Goal of the exercise:
Write out all of the records precisely. Skip anything that is a picture.
[START]
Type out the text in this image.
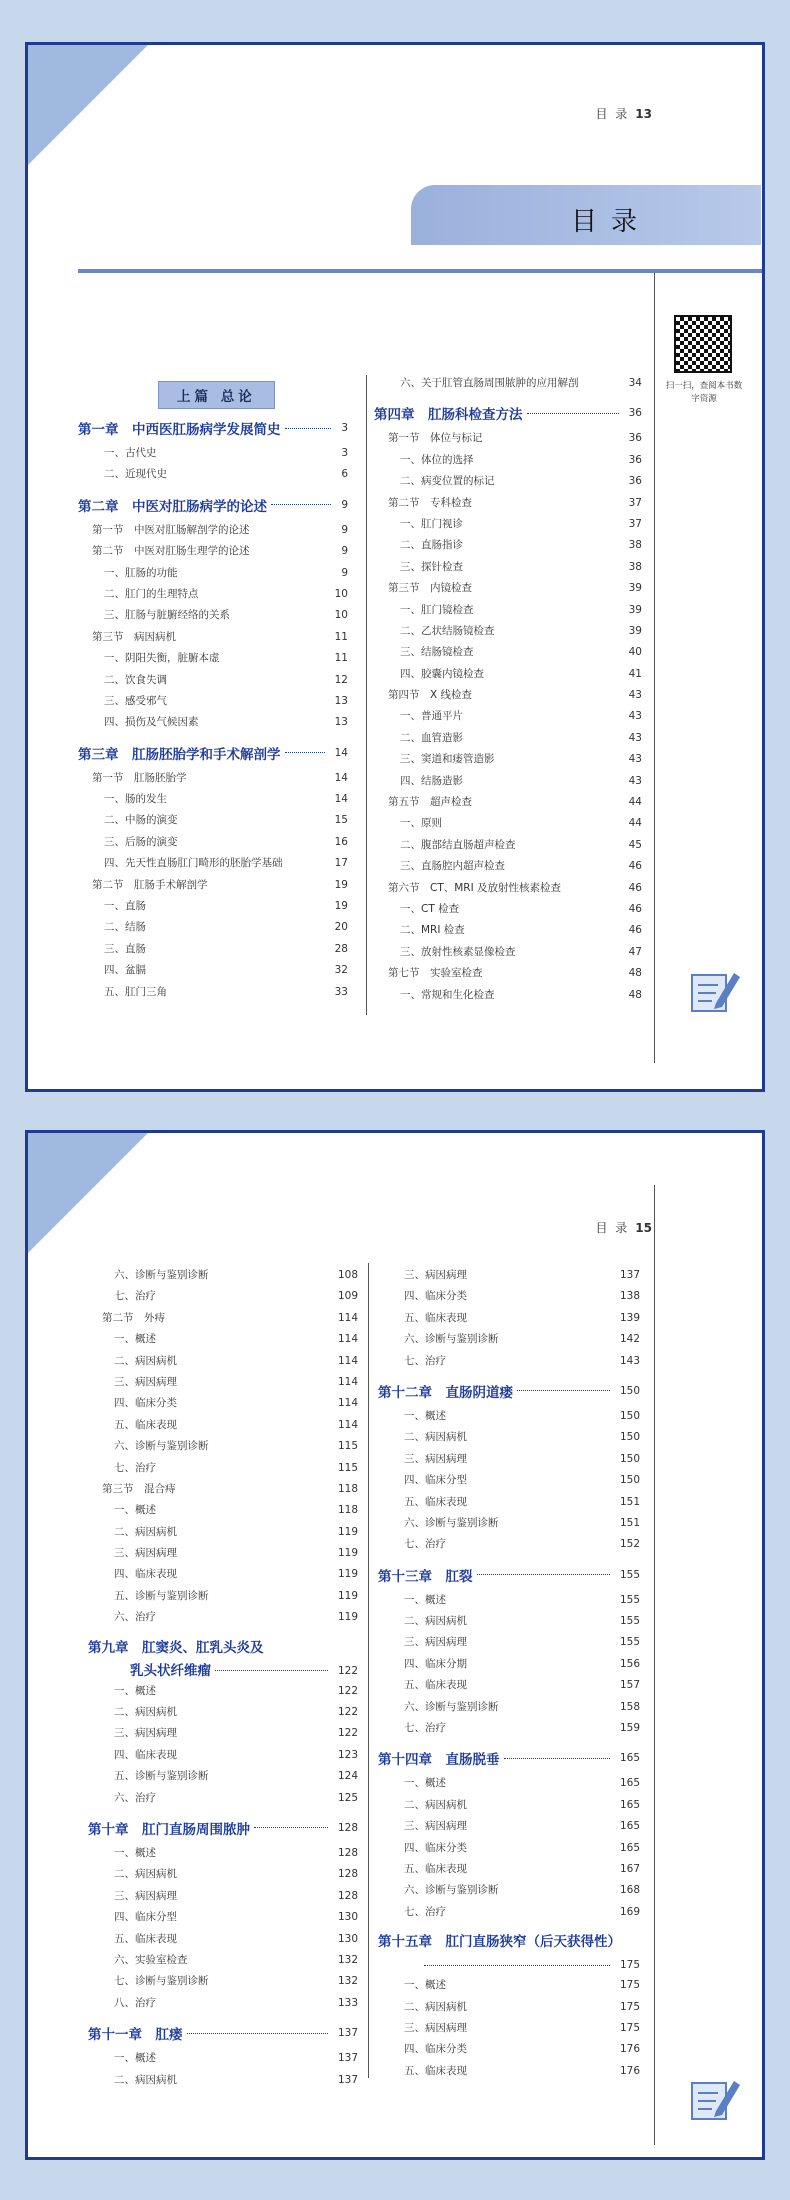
目 录 13
目录
扫一扫，查阅本书数字资源
上篇 总论
第一章　中西医肛肠病学发展简史	3
一、古代史	3
二、近现代史	6
第二章　中医对肛肠病学的论述	9
第一节　中医对肛肠解剖学的论述	9
第二节　中医对肛肠生理学的论述	9
一、肛肠的功能	9
二、肛门的生理特点	10
三、肛肠与脏腑经络的关系	10
第三节　病因病机	11
一、阴阳失衡，脏腑本虚	11
二、饮食失调	12
三、感受邪气	13
四、损伤及气候因素	13
第三章　肛肠胚胎学和手术解剖学	14
第一节　肛肠胚胎学	14
一、肠的发生	14
二、中肠的演变	15
三、后肠的演变	16
四、先天性直肠肛门畸形的胚胎学基础	17
第二节　肛肠手术解剖学	19
一、直肠	19
二、结肠	20
三、直肠	28
四、盆膈	32
五、肛门三角	33
六、关于肛管直肠周围脓肿的应用解剖	34
第四章　肛肠科检查方法	36
第一节　体位与标记	36
一、体位的选择	36
二、病变位置的标记	36
第二节　专科检查	37
一、肛门视诊	37
二、直肠指诊	38
三、探针检查	38
第三节　内镜检查	39
一、肛门镜检查	39
二、乙状结肠镜检查	39
三、结肠镜检查	40
四、胶囊内镜检查	41
第四节　X 线检查	43
一、普通平片	43
二、血管造影	43
三、窦道和瘘管造影	43
四、结肠造影	43
第五节　超声检查	44
一、原则	44
二、腹部结直肠超声检查	45
三、直肠腔内超声检查	46
第六节　CT、MRI 及放射性核素检查	46
一、CT 检查	46
二、MRI 检查	46
三、放射性核素显像检查	47
第七节　实验室检查	48
一、常规和生化检查	48
目 录 15
六、诊断与鉴别诊断	108
七、治疗	109
第二节　外痔	114
一、概述	114
二、病因病机	114
三、病因病理	114
四、临床分类	114
五、临床表现	114
六、诊断与鉴别诊断	115
七、治疗	115
第三节　混合痔	118
一、概述	118
二、病因病机	119
三、病因病理	119
四、临床表现	119
五、诊断与鉴别诊断	119
六、治疗	119
第九章　肛窦炎、肛乳头炎及
乳头状纤维瘤	122
一、概述	122
二、病因病机	122
三、病因病理	122
四、临床表现	123
五、诊断与鉴别诊断	124
六、治疗	125
第十章　肛门直肠周围脓肿	128
一、概述	128
二、病因病机	128
三、病因病理	128
四、临床分型	130
五、临床表现	130
六、实验室检查	132
七、诊断与鉴别诊断	132
八、治疗	133
第十一章　肛瘘	137
一、概述	137
二、病因病机	137
三、病因病理	137
四、临床分类	138
五、临床表现	139
六、诊断与鉴别诊断	142
七、治疗	143
第十二章　直肠阴道瘘	150
一、概述	150
二、病因病机	150
三、病因病理	150
四、临床分型	150
五、临床表现	151
六、诊断与鉴别诊断	151
七、治疗	152
第十三章　肛裂	155
一、概述	155
二、病因病机	155
三、病因病理	155
四、临床分期	156
五、临床表现	157
六、诊断与鉴别诊断	158
七、治疗	159
第十四章　直肠脱垂	165
一、概述	165
二、病因病机	165
三、病因病理	165
四、临床分类	165
五、临床表现	167
六、诊断与鉴别诊断	168
七、治疗	169
第十五章　肛门直肠狭窄（后天获得性）
175
一、概述	175
二、病因病机	175
三、病因病理	175
四、临床分类	176
五、临床表现	176
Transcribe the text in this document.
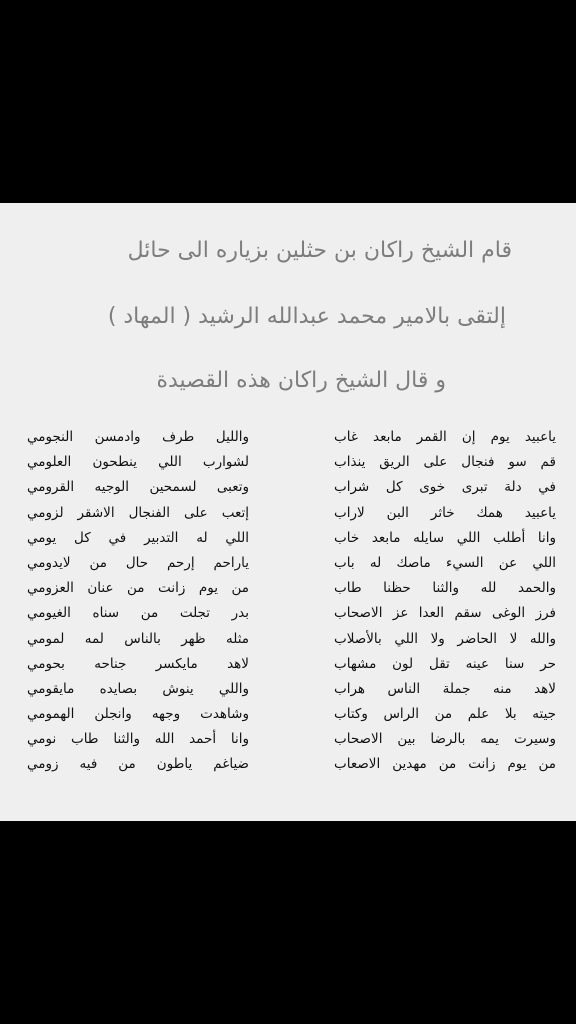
قام الشيخ راكان بن حثلين بزياره الى حائل
إلتقى بالامير محمد عبدالله الرشيد ( المهاد )
و قال الشيخ راكان هذه القصيدة
ياعبيد يوم إن القمر مابعد غاب
قم سو فنجال على الريق ينذاب
في دلة تبرى خوى كل شراب
ياعبيد همك خاثر البن لاراب
وانا أطلب اللي سايله مابعد خاب
اللي عن السيء ماصك له باب
والحمد لله والثنا حظنا طاب
فرز الوغى سقم العدا عز الاصحاب
والله لا الحاضر ولا اللي بالأصلاب
حر سنا عينه تقل لون مشهاب
لاهد منه جملة الناس هراب
جيته بلا علم من الراس وكتاب
وسيرت يمه بالرضا بين الاصحاب
من يوم زانت من مهدين الاصعاب
والليل طرف وادمسن النجومي
لشوارب اللي ينطحون العلومي
وتعبى لسمحين الوجيه القرومي
إتعب على الفنجال الاشقر لزومي
اللي له التدبير في كل يومي
ياراحم إرحم حال من لايدومي
من يوم زانت من عنان العزومي
بدر تجلت من سناه الغيومي
مثله ظهر بالناس لمه لمومي
لاهد مايكسر جناحه بحومي
واللي ينوش بصايده مايقومي
وشاهدت وجهه وانجلن الهمومي
وانا أحمد الله والثنا طاب نومي
ضياغم ياطون من فيه زومي
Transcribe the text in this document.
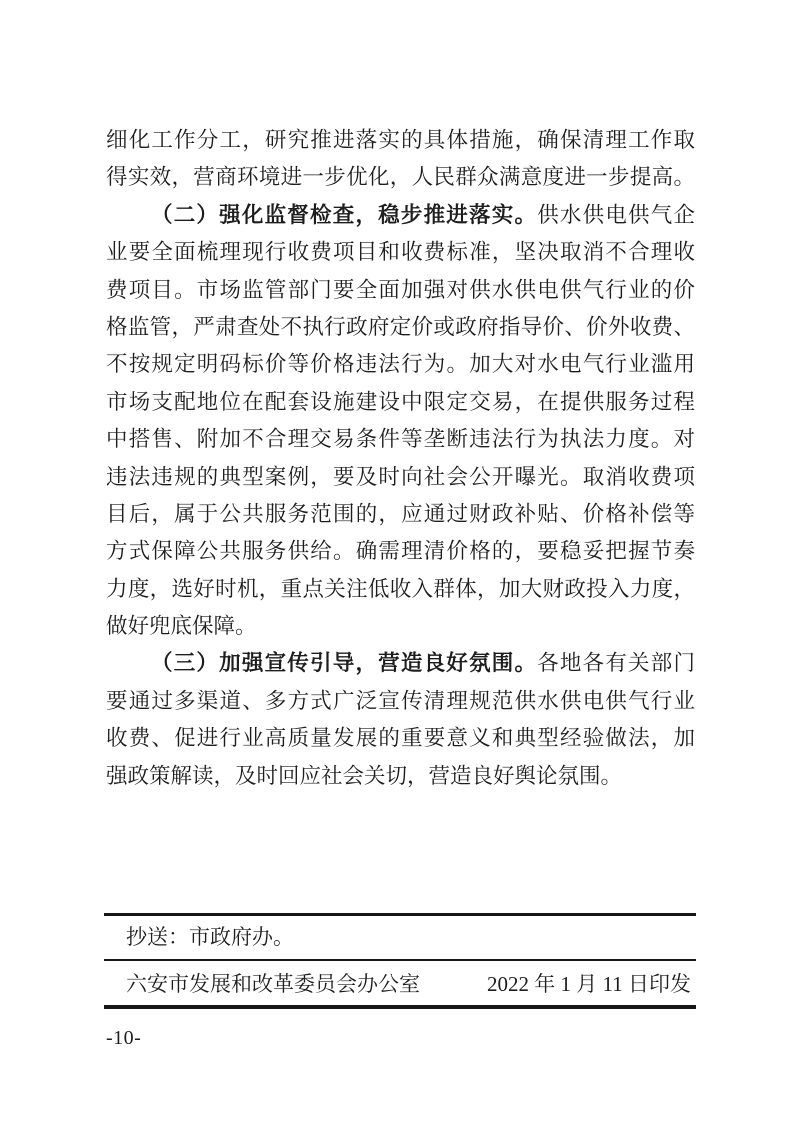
细化工作分工，研究推进落实的具体措施，确保清理工作取
得实效，营商环境进一步优化，人民群众满意度进一步提高。
（二）强化监督检查，稳步推进落实。供水供电供气企
业要全面梳理现行收费项目和收费标准，坚决取消不合理收
费项目。市场监管部门要全面加强对供水供电供气行业的价
格监管，严肃查处不执行政府定价或政府指导价、价外收费、
不按规定明码标价等价格违法行为。加大对水电气行业滥用
市场支配地位在配套设施建设中限定交易，在提供服务过程
中搭售、附加不合理交易条件等垄断违法行为执法力度。对
违法违规的典型案例，要及时向社会公开曝光。取消收费项
目后，属于公共服务范围的，应通过财政补贴、价格补偿等
方式保障公共服务供给。确需理清价格的，要稳妥把握节奏
力度，选好时机，重点关注低收入群体，加大财政投入力度，
做好兜底保障。
（三）加强宣传引导，营造良好氛围。各地各有关部门
要通过多渠道、多方式广泛宣传清理规范供水供电供气行业
收费、促进行业高质量发展的重要意义和典型经验做法，加
强政策解读，及时回应社会关切，营造良好舆论氛围。
抄送：市政府办。
六安市发展和改革委员会办公室	2022 年 1 月 11 日印发
-10-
[END]
Right answer:
Type out the text in this image.
目 录 13
目录
扫一扫，查阅本书数字资源
上篇 总论
第一章　中西医肛肠病学发展简史	3
一、古代史	3
二、近现代史	6
第二章　中医对肛肠病学的论述	9
第一节　中医对肛肠解剖学的论述	9
第二节　中医对肛肠生理学的论述	9
一、肛肠的功能	9
二、肛门的生理特点	10
三、肛肠与脏腑经络的关系	10
第三节　病因病机	11
一、阴阳失衡，脏腑本虚	11
二、饮食失调	12
三、感受邪气	13
四、损伤及气候因素	13
第三章　肛肠胚胎学和手术解剖学	14
第一节　肛肠胚胎学	14
一、肠的发生	14
二、中肠的演变	15
三、后肠的演变	16
四、先天性直肠肛门畸形的胚胎学基础	17
第二节　肛肠手术解剖学	19
一、直肠	19
二、结肠	20
三、直肠	28
四、盆膈	32
五、肛门三角	33
六、关于肛管直肠周围脓肿的应用解剖	34
第四章　肛肠科检查方法	36
第一节　体位与标记	36
一、体位的选择	36
二、病变位置的标记	36
第二节　专科检查	37
一、肛门视诊	37
二、直肠指诊	38
三、探针检查	38
第三节　内镜检查	39
一、肛门镜检查	39
二、乙状结肠镜检查	39
三、结肠镜检查	40
四、胶囊内镜检查	41
第四节　X 线检查	43
一、普通平片	43
二、血管造影	43
三、窦道和瘘管造影	43
四、结肠造影	43
第五节　超声检查	44
一、原则	44
二、腹部结直肠超声检查	45
三、直肠腔内超声检查	46
第六节　CT、MRI 及放射性核素检查	46
一、CT 检查	46
二、MRI 检查	46
三、放射性核素显像检查	47
第七节　实验室检查	48
一、常规和生化检查	48
目 录 15
六、诊断与鉴别诊断	108
七、治疗	109
第二节　外痔	114
一、概述	114
二、病因病机	114
三、病因病理	114
四、临床分类	114
五、临床表现	114
六、诊断与鉴别诊断	115
七、治疗	115
第三节　混合痔	118
一、概述	118
二、病因病机	119
三、病因病理	119
四、临床表现	119
五、诊断与鉴别诊断	119
六、治疗	119
第九章　肛窦炎、肛乳头炎及
乳头状纤维瘤	122
一、概述	122
二、病因病机	122
三、病因病理	122
四、临床表现	123
五、诊断与鉴别诊断	124
六、治疗	125
第十章　肛门直肠周围脓肿	128
一、概述	128
二、病因病机	128
三、病因病理	128
四、临床分型	130
五、临床表现	130
六、实验室检查	132
七、诊断与鉴别诊断	132
八、治疗	133
第十一章　肛瘘	137
一、概述	137
二、病因病机	137
三、病因病理	137
四、临床分类	138
五、临床表现	139
六、诊断与鉴别诊断	142
七、治疗	143
第十二章　直肠阴道瘘	150
一、概述	150
二、病因病机	150
三、病因病理	150
四、临床分型	150
五、临床表现	151
六、诊断与鉴别诊断	151
七、治疗	152
第十三章　肛裂	155
一、概述	155
二、病因病机	155
三、病因病理	155
四、临床分期	156
五、临床表现	157
六、诊断与鉴别诊断	158
七、治疗	159
第十四章　直肠脱垂	165
一、概述	165
二、病因病机	165
三、病因病理	165
四、临床分类	165
五、临床表现	167
六、诊断与鉴别诊断	168
七、治疗	169
第十五章　肛门直肠狭窄（后天获得性）
175
一、概述	175
二、病因病机	175
三、病因病理	175
四、临床分类	176
五、临床表现	176
Transcribe the text in this document.
قام الشيخ راكان بن حثلين بزياره الى حائل
إلتقى بالامير محمد عبدالله الرشيد ( المهاد )
و قال الشيخ راكان هذه القصيدة
ياعبيد يوم إن القمر مابعد غاب
قم سو فنجال على الريق ينذاب
في دلة تبرى خوى كل شراب
ياعبيد همك خاثر البن لاراب
وانا أطلب اللي سايله مابعد خاب
اللي عن السيء ماصك له باب
والحمد لله والثنا حظنا طاب
فرز الوغى سقم العدا عز الاصحاب
والله لا الحاضر ولا اللي بالأصلاب
حر سنا عينه تقل لون مشهاب
لاهد منه جملة الناس هراب
جيته بلا علم من الراس وكتاب
وسيرت يمه بالرضا بين الاصحاب
من يوم زانت من مهدين الاصعاب
والليل طرف وادمسن النجومي
لشوارب اللي ينطحون العلومي
وتعبى لسمحين الوجيه القرومي
إتعب على الفنجال الاشقر لزومي
اللي له التدبير في كل يومي
ياراحم إرحم حال من لايدومي
من يوم زانت من عنان العزومي
بدر تجلت من سناه الغيومي
مثله ظهر بالناس لمه لمومي
لاهد مايكسر جناحه بحومي
واللي ينوش بصايده مايقومي
وشاهدت وجهه وانجلن الهمومي
وانا أحمد الله والثنا طاب نومي
ضياغم ياطون من فيه زومي
Transcribe the text in this document.
细化工作分工，研究推进落实的具体措施，确保清理工作取
得实效，营商环境进一步优化，人民群众满意度进一步提高。
（二）强化监督检查，稳步推进落实。供水供电供气企
业要全面梳理现行收费项目和收费标准，坚决取消不合理收
费项目。市场监管部门要全面加强对供水供电供气行业的价
格监管，严肃查处不执行政府定价或政府指导价、价外收费、
不按规定明码标价等价格违法行为。加大对水电气行业滥用
市场支配地位在配套设施建设中限定交易，在提供服务过程
中搭售、附加不合理交易条件等垄断违法行为执法力度。对
违法违规的典型案例，要及时向社会公开曝光。取消收费项
目后，属于公共服务范围的，应通过财政补贴、价格补偿等
方式保障公共服务供给。确需理清价格的，要稳妥把握节奏
力度，选好时机，重点关注低收入群体，加大财政投入力度，
做好兜底保障。
（三）加强宣传引导，营造良好氛围。各地各有关部门
要通过多渠道、多方式广泛宣传清理规范供水供电供气行业
收费、促进行业高质量发展的重要意义和典型经验做法，加
强政策解读，及时回应社会关切，营造良好舆论氛围。
抄送：市政府办。
六安市发展和改革委员会办公室	2022 年 1 月 11 日印发
-10-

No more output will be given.